Dataset records -
○ ○ ○ ○

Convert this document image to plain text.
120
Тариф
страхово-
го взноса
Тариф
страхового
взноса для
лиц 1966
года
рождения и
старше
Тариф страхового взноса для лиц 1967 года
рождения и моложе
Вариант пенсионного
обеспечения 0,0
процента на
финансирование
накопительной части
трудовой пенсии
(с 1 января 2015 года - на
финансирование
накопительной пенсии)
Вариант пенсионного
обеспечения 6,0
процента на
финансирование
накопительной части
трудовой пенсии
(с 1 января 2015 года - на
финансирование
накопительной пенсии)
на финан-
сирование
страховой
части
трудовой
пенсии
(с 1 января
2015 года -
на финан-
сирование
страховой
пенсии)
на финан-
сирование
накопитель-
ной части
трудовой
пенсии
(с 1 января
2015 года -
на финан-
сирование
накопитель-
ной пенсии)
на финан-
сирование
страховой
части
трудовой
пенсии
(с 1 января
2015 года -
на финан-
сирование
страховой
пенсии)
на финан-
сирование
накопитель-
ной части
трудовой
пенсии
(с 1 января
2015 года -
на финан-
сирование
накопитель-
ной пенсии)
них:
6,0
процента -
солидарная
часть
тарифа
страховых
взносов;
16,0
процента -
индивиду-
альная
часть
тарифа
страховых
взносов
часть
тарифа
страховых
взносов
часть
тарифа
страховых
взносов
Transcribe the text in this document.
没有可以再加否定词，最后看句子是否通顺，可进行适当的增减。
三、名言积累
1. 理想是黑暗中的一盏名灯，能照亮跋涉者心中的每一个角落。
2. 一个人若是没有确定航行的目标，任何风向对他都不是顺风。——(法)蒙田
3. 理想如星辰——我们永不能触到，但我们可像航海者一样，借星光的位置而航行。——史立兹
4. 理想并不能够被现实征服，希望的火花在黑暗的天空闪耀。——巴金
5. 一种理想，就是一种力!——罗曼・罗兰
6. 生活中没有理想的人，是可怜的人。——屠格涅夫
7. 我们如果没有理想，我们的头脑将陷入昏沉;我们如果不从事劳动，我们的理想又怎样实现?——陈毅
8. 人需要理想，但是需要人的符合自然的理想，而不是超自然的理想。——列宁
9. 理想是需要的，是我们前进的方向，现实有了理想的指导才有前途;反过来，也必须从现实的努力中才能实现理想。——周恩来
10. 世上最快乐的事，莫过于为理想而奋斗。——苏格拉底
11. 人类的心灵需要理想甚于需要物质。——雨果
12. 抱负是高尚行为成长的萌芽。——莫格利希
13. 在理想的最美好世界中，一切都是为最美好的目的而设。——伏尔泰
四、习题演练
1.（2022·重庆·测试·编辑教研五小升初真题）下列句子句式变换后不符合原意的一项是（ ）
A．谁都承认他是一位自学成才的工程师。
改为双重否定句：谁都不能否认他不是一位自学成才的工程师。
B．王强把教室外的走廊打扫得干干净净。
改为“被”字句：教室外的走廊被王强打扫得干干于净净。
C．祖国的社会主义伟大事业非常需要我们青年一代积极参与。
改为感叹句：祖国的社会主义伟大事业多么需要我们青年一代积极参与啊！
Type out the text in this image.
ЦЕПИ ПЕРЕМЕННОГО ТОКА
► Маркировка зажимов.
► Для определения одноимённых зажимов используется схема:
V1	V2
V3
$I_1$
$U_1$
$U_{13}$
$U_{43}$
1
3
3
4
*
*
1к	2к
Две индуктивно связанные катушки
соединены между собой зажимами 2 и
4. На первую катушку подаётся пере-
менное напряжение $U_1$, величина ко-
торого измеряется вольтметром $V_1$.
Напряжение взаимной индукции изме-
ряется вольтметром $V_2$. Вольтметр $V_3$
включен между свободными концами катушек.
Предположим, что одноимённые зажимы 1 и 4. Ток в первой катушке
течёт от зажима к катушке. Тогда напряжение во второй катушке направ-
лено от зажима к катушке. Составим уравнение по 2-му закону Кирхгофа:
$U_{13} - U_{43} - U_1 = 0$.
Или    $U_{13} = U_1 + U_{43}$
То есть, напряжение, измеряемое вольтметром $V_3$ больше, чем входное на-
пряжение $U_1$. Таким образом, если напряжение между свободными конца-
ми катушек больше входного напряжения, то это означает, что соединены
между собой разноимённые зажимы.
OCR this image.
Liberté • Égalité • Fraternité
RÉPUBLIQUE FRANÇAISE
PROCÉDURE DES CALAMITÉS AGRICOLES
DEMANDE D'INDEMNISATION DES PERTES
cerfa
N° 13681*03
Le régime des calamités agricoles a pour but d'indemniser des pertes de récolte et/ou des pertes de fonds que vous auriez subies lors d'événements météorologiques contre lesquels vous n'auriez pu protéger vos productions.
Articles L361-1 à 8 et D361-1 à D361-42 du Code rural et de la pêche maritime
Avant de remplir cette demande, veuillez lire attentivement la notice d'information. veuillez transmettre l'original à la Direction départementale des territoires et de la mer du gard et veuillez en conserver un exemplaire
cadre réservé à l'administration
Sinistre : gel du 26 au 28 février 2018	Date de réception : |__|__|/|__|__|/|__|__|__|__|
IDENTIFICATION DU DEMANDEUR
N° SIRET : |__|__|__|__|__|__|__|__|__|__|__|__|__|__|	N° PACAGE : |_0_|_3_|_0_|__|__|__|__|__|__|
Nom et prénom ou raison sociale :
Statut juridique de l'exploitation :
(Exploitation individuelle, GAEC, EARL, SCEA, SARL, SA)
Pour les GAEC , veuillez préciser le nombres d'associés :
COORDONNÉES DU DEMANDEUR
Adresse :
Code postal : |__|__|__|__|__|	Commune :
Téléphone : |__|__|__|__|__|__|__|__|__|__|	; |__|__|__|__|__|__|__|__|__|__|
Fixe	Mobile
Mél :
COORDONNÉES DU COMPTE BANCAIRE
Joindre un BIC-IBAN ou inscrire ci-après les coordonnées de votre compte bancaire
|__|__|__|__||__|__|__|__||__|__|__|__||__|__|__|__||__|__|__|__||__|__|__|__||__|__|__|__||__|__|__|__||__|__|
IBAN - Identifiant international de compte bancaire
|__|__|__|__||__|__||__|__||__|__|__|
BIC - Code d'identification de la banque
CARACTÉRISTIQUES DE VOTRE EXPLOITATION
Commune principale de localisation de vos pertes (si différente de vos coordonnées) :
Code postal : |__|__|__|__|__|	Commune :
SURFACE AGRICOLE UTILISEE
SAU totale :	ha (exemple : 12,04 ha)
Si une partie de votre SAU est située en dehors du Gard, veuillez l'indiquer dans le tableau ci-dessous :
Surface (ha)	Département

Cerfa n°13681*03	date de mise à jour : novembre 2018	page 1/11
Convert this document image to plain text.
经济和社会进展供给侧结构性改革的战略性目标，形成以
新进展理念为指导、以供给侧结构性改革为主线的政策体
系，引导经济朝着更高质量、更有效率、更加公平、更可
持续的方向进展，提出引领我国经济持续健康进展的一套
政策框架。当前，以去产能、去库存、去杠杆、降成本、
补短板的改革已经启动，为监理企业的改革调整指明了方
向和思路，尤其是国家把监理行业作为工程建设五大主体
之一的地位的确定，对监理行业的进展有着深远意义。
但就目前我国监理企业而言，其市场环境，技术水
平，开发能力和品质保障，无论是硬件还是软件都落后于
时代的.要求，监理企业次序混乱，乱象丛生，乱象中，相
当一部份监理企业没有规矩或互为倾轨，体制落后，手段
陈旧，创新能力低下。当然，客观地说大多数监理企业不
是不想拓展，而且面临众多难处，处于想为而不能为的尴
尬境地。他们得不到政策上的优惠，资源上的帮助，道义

○ ○ ○ ○

Each line above must be reproduced exactly as it stands.

Convert this document image to plain text.
120
Тариф
страхово-
го взноса
Тариф
страхового
взноса для
лиц 1966
года
рождения и
старше
Тариф страхового взноса для лиц 1967 года
рождения и моложе
Вариант пенсионного
обеспечения 0,0
процента на
финансирование
накопительной части
трудовой пенсии
(с 1 января 2015 года - на
финансирование
накопительной пенсии)
Вариант пенсионного
обеспечения 6,0
процента на
финансирование
накопительной части
трудовой пенсии
(с 1 января 2015 года - на
финансирование
накопительной пенсии)
на финан-
сирование
страховой
части
трудовой
пенсии
(с 1 января
2015 года -
на финан-
сирование
страховой
пенсии)
на финан-
сирование
накопитель-
ной части
трудовой
пенсии
(с 1 января
2015 года -
на финан-
сирование
накопитель-
ной пенсии)
на финан-
сирование
страховой
части
трудовой
пенсии
(с 1 января
2015 года -
на финан-
сирование
страховой
пенсии)
на финан-
сирование
накопитель-
ной части
трудовой
пенсии
(с 1 января
2015 года -
на финан-
сирование
накопитель-
ной пенсии)
них:
6,0
процента -
солидарная
часть
тарифа
страховых
взносов;
16,0
процента -
индивиду-
альная
часть
тарифа
страховых
взносов
часть
тарифа
страховых
взносов
часть
тарифа
страховых
взносов
Transcribe the text in this document.
没有可以再加否定词，最后看句子是否通顺，可进行适当的增减。
三、名言积累
1. 理想是黑暗中的一盏名灯，能照亮跋涉者心中的每一个角落。
2. 一个人若是没有确定航行的目标，任何风向对他都不是顺风。——(法)蒙田
3. 理想如星辰——我们永不能触到，但我们可像航海者一样，借星光的位置而航行。——史立兹
4. 理想并不能够被现实征服，希望的火花在黑暗的天空闪耀。——巴金
5. 一种理想，就是一种力!——罗曼・罗兰
6. 生活中没有理想的人，是可怜的人。——屠格涅夫
7. 我们如果没有理想，我们的头脑将陷入昏沉;我们如果不从事劳动，我们的理想又怎样实现?——陈毅
8. 人需要理想，但是需要人的符合自然的理想，而不是超自然的理想。——列宁
9. 理想是需要的，是我们前进的方向，现实有了理想的指导才有前途;反过来，也必须从现实的努力中才能实现理想。——周恩来
10. 世上最快乐的事，莫过于为理想而奋斗。——苏格拉底
11. 人类的心灵需要理想甚于需要物质。——雨果
12. 抱负是高尚行为成长的萌芽。——莫格利希
13. 在理想的最美好世界中，一切都是为最美好的目的而设。——伏尔泰
四、习题演练
1.（2022·重庆·测试·编辑教研五小升初真题）下列句子句式变换后不符合原意的一项是（ ）
A．谁都承认他是一位自学成才的工程师。
改为双重否定句：谁都不能否认他不是一位自学成才的工程师。
B．王强把教室外的走廊打扫得干干净净。
改为“被”字句：教室外的走廊被王强打扫得干干于净净。
C．祖国的社会主义伟大事业非常需要我们青年一代积极参与。
改为感叹句：祖国的社会主义伟大事业多么需要我们青年一代积极参与啊！
Type out the text in this image.
ЦЕПИ ПЕРЕМЕННОГО ТОКА
► Маркировка зажимов.
► Для определения одноимённых зажимов используется схема:
V1	V2
V3
$I_1$
$U_1$
$U_{13}$
$U_{43}$
1
3
3
4
*
*
1к	2к
Две индуктивно связанные катушки
соединены между собой зажимами 2 и
4. На первую катушку подаётся пере-
менное напряжение $U_1$, величина ко-
торого измеряется вольтметром $V_1$.
Напряжение взаимной индукции изме-
ряется вольтметром $V_2$. Вольтметр $V_3$
включен между свободными концами катушек.
Предположим, что одноимённые зажимы 1 и 4. Ток в первой катушке
течёт от зажима к катушке. Тогда напряжение во второй катушке направ-
лено от зажима к катушке. Составим уравнение по 2-му закону Кирхгофа:
$U_{13} - U_{43} - U_1 = 0$.
Или    $U_{13} = U_1 + U_{43}$
То есть, напряжение, измеряемое вольтметром $V_3$ больше, чем входное на-
пряжение $U_1$. Таким образом, если напряжение между свободными конца-
ми катушек больше входного напряжения, то это означает, что соединены
между собой разноимённые зажимы.
OCR this image.
Liberté • Égalité • Fraternité
RÉPUBLIQUE FRANÇAISE
PROCÉDURE DES CALAMITÉS AGRICOLES
DEMANDE D'INDEMNISATION DES PERTES
cerfa
N° 13681*03
Le régime des calamités agricoles a pour but d'indemniser des pertes de récolte et/ou des pertes de fonds que vous auriez subies lors d'événements météorologiques contre lesquels vous n'auriez pu protéger vos productions.
Articles L361-1 à 8 et D361-1 à D361-42 du Code rural et de la pêche maritime
Avant de remplir cette demande, veuillez lire attentivement la notice d'information. veuillez transmettre l'original à la Direction départementale des territoires et de la mer du gard et veuillez en conserver un exemplaire
cadre réservé à l'administration
Sinistre : gel du 26 au 28 février 2018	Date de réception : |__|__|/|__|__|/|__|__|__|__|
IDENTIFICATION DU DEMANDEUR
N° SIRET : |__|__|__|__|__|__|__|__|__|__|__|__|__|__|	N° PACAGE : |_0_|_3_|_0_|__|__|__|__|__|__|
Nom et prénom ou raison sociale :
Statut juridique de l'exploitation :
(Exploitation individuelle, GAEC, EARL, SCEA, SARL, SA)
Pour les GAEC , veuillez préciser le nombres d'associés :
COORDONNÉES DU DEMANDEUR
Adresse :
Code postal : |__|__|__|__|__|	Commune :
Téléphone : |__|__|__|__|__|__|__|__|__|__|	; |__|__|__|__|__|__|__|__|__|__|
Fixe	Mobile
Mél :
COORDONNÉES DU COMPTE BANCAIRE
Joindre un BIC-IBAN ou inscrire ci-après les coordonnées de votre compte bancaire
|__|__|__|__||__|__|__|__||__|__|__|__||__|__|__|__||__|__|__|__||__|__|__|__||__|__|__|__||__|__|__|__||__|__|
IBAN - Identifiant international de compte bancaire
|__|__|__|__||__|__||__|__||__|__|__|
BIC - Code d'identification de la banque
CARACTÉRISTIQUES DE VOTRE EXPLOITATION
Commune principale de localisation de vos pertes (si différente de vos coordonnées) :
Code postal : |__|__|__|__|__|	Commune :
SURFACE AGRICOLE UTILISEE
SAU totale :	ha (exemple : 12,04 ha)
Si une partie de votre SAU est située en dehors du Gard, veuillez l'indiquer dans le tableau ci-dessous :
Surface (ha)	Département

Cerfa n°13681*03	date de mise à jour : novembre 2018	page 1/11
Convert this document image to plain text.
经济和社会进展供给侧结构性改革的战略性目标，形成以
新进展理念为指导、以供给侧结构性改革为主线的政策体
系，引导经济朝着更高质量、更有效率、更加公平、更可
持续的方向进展，提出引领我国经济持续健康进展的一套
政策框架。当前，以去产能、去库存、去杠杆、降成本、
补短板的改革已经启动，为监理企业的改革调整指明了方
向和思路，尤其是国家把监理行业作为工程建设五大主体
之一的地位的确定，对监理行业的进展有着深远意义。
但就目前我国监理企业而言，其市场环境，技术水
平，开发能力和品质保障，无论是硬件还是软件都落后于
时代的.要求，监理企业次序混乱，乱象丛生，乱象中，相
当一部份监理企业没有规矩或互为倾轨，体制落后，手段
陈旧，创新能力低下。当然，客观地说大多数监理企业不
是不想拓展，而且面临众多难处，处于想为而不能为的尴
尬境地。他们得不到政策上的优惠，资源上的帮助，道义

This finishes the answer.